=== Quoted passage ===
Search for a report, a publication, an expert...
Institut Montaigne features a platform of Expressions dedicated to debate and current affairs. The platform provides a space for decryption and dialogue to encourage discussion and the emergence of new voices.

What a Marine Le Pen Victory Would Mean for Europe

What a Marine Le Pen Victory Would Mean for Europe
 Georgina Wright
Resident Senior Fellow and Deputy Director for International Studies

The results are out: incumbent Emmanuel Macron will face far-right candidate Marine Le Pen in the second round on 24 April after securing 27,84% and 23,15% respectively. Polls are predicting a narrow victory for Macron, but the race will be tight - and a Le Pen victory should not be discounted.

There is no denying that a Le Pen victory would weaken the EU’s unity, its cohesion and its international standing. The far-right candidate wants to drastically reduce the EU’s decision-making power, to control who gets to travel freely inside the EU, and to withdraw from some of the EU’s trade and energy arrangements. She could veto further sanctions against Russia and oppose any further military support to Ukraine. It’s hard to see how the EU could adopt these reforms without gradually disintegrating. A Frexit, but unlike Brexit, a slow and disorderly withdrawal. 

Of course, it would be difficult for Le Pen to do any of this - or even break EU rules - without securing a parliamentary majority in the June elections. Some people have argued that it would be impossible for her to secure the numbers especially if the other parties come together to form a ‘republican front’. But there is no guarantee that would happen. Either way, the EU may find it has no choice but to accommodate some of France’s demands if it wants to avoid a breakdown or a break up in the future.

=== Listing ===

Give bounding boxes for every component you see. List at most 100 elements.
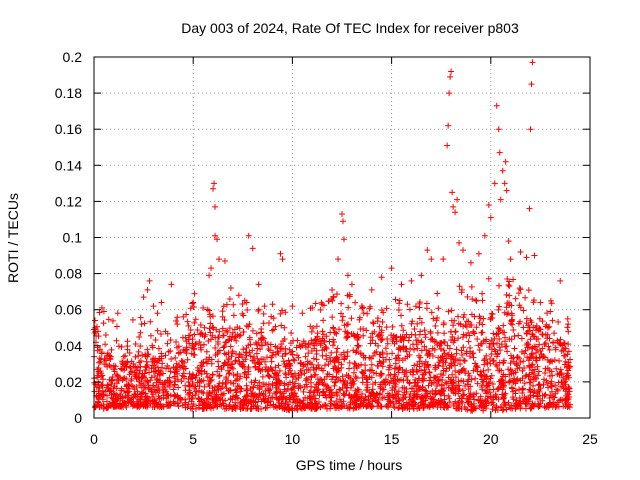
data-point xyxy=(304,395,311,402)
data-point xyxy=(100,320,107,327)
data-point xyxy=(506,292,513,299)
data-point xyxy=(396,364,403,371)
data-point xyxy=(365,396,372,403)
data-point xyxy=(217,395,224,402)
data-point xyxy=(241,397,248,404)
data-point xyxy=(560,374,567,381)
data-point xyxy=(544,310,551,317)
data-point xyxy=(149,344,156,351)
data-point xyxy=(541,341,548,348)
data-point xyxy=(236,332,243,339)
data-point xyxy=(398,402,405,409)
data-point xyxy=(221,359,228,366)
data-point xyxy=(245,323,252,330)
data-point xyxy=(207,377,214,384)
data-point xyxy=(164,340,171,347)
data-point xyxy=(144,286,151,293)
data-point xyxy=(465,386,472,393)
data-point xyxy=(289,303,296,310)
data-point xyxy=(120,353,127,360)
data-point xyxy=(289,399,296,406)
data-point xyxy=(515,332,522,339)
data-point xyxy=(360,310,367,317)
data-point xyxy=(440,347,447,354)
data-point xyxy=(409,371,416,378)
data-point xyxy=(146,384,153,391)
data-point xyxy=(156,395,163,402)
data-point xyxy=(190,351,197,358)
data-point xyxy=(486,389,493,396)
data-point xyxy=(256,390,263,397)
data-point xyxy=(423,347,430,354)
data-point xyxy=(519,385,526,392)
data-point xyxy=(135,353,142,360)
data-point xyxy=(412,332,419,339)
data-point xyxy=(196,338,203,345)
data-point xyxy=(416,405,423,412)
data-point xyxy=(285,381,292,388)
data-point xyxy=(336,326,343,333)
data-point xyxy=(468,311,475,318)
data-point xyxy=(330,339,337,345)
data-point xyxy=(336,386,343,393)
data-point xyxy=(227,285,234,292)
data-point xyxy=(330,325,337,332)
data-point xyxy=(414,320,421,327)
data-point xyxy=(338,300,345,307)
data-point xyxy=(296,342,303,349)
data-point xyxy=(466,322,473,329)
data-point xyxy=(326,354,333,361)
data-point xyxy=(372,340,379,347)
data-point xyxy=(522,405,529,412)
data-point xyxy=(494,363,501,370)
data-point xyxy=(363,387,370,394)
data-point xyxy=(145,396,152,403)
data-point xyxy=(536,402,543,409)
data-point xyxy=(395,306,402,313)
data-point xyxy=(436,340,443,347)
data-point xyxy=(501,180,508,187)
x-tick-label: 15 xyxy=(384,431,400,447)
data-point xyxy=(331,401,338,408)
data-point xyxy=(209,371,216,378)
data-point xyxy=(229,333,236,340)
data-point xyxy=(396,397,403,404)
data-point xyxy=(146,369,153,376)
data-point xyxy=(293,344,300,351)
data-point xyxy=(480,367,487,374)
data-point xyxy=(507,360,514,367)
data-point xyxy=(350,369,357,376)
data-point xyxy=(468,376,475,383)
data-point xyxy=(498,404,505,411)
data-point xyxy=(206,374,213,381)
data-point xyxy=(265,395,272,402)
data-point xyxy=(236,358,243,365)
data-point xyxy=(310,340,317,347)
data-point xyxy=(323,352,330,359)
x-tick-label: 10 xyxy=(285,431,301,447)
data-point xyxy=(372,397,379,404)
data-point xyxy=(298,368,305,375)
data-point xyxy=(339,313,346,320)
data-point xyxy=(451,317,458,324)
data-point xyxy=(249,327,256,334)
data-point xyxy=(450,377,457,384)
data-point xyxy=(352,400,359,407)
data-point xyxy=(565,328,572,335)
data-point xyxy=(219,379,226,386)
data-point xyxy=(558,348,565,355)
data-point xyxy=(527,336,534,343)
data-point xyxy=(346,391,353,398)
data-point xyxy=(459,367,466,374)
data-point xyxy=(564,351,571,358)
data-point xyxy=(488,372,495,379)
data-point xyxy=(255,405,262,412)
data-point xyxy=(392,296,399,303)
data-point xyxy=(527,126,534,133)
data-point xyxy=(422,387,429,394)
data-point xyxy=(416,304,423,311)
data-point xyxy=(265,320,272,327)
data-point xyxy=(496,378,503,385)
data-point xyxy=(452,367,459,374)
data-point xyxy=(140,294,147,301)
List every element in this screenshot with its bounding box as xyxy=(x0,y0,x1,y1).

=== Tasks ===
A - In the article on a Marine Le Pen victory, on what date is the second round between Macron and Le Pen held?
B - Continue the article on what a Marine Le Pen victory would mean for Europe, picking up after its final sentence.

=== Answers given ===
A - 24 April.

B -
Le Pen’s views of the EU have evolved over time

Le Pen’s views of the EU are not what they were when she first campaigned to become president in 2012. Many people in France are Eurosceptic today, but few want to leave the EU altogether. That’s probably why Le Pen - after calling for a Frexit in 2012 and an exit from the euro in 2017 - changed her tone on Europe. She knows she can get more votes if she talks about reforming the EU, rather than leaving it.

Le Pen - after calling for a Frexit in 2012 and an exit from the euro in 2017 - changed her tone on Europe. 

Yet, when you look at her proposals carefully, it’s clear that they would mark the end of EU integration as we know it. Le Pen wants to replace the EU with a new, looser alliance of "free and sovereign nations". Within this alliance, each member could choose what rules to apply, including when it comes to the application of the rule of law. She wants to transfer power back to national governments and organise a referendum, in order to give primacy of French law over EU law power. She would therefore abandon any notion of ‘European sovereignty’ and put a halt to any further enlargement.

It’s also unclear how she plans to achieve some of the things set out in her programme. For example, Le Pen isn’t against the EU’s trade deals, though she would like them to exclude agriculture. It’s hard to see how the EU’s trade partners would ever agree to this - though the EU could be forced to pause ongoing negotiations, for example with Australia and New Zealand.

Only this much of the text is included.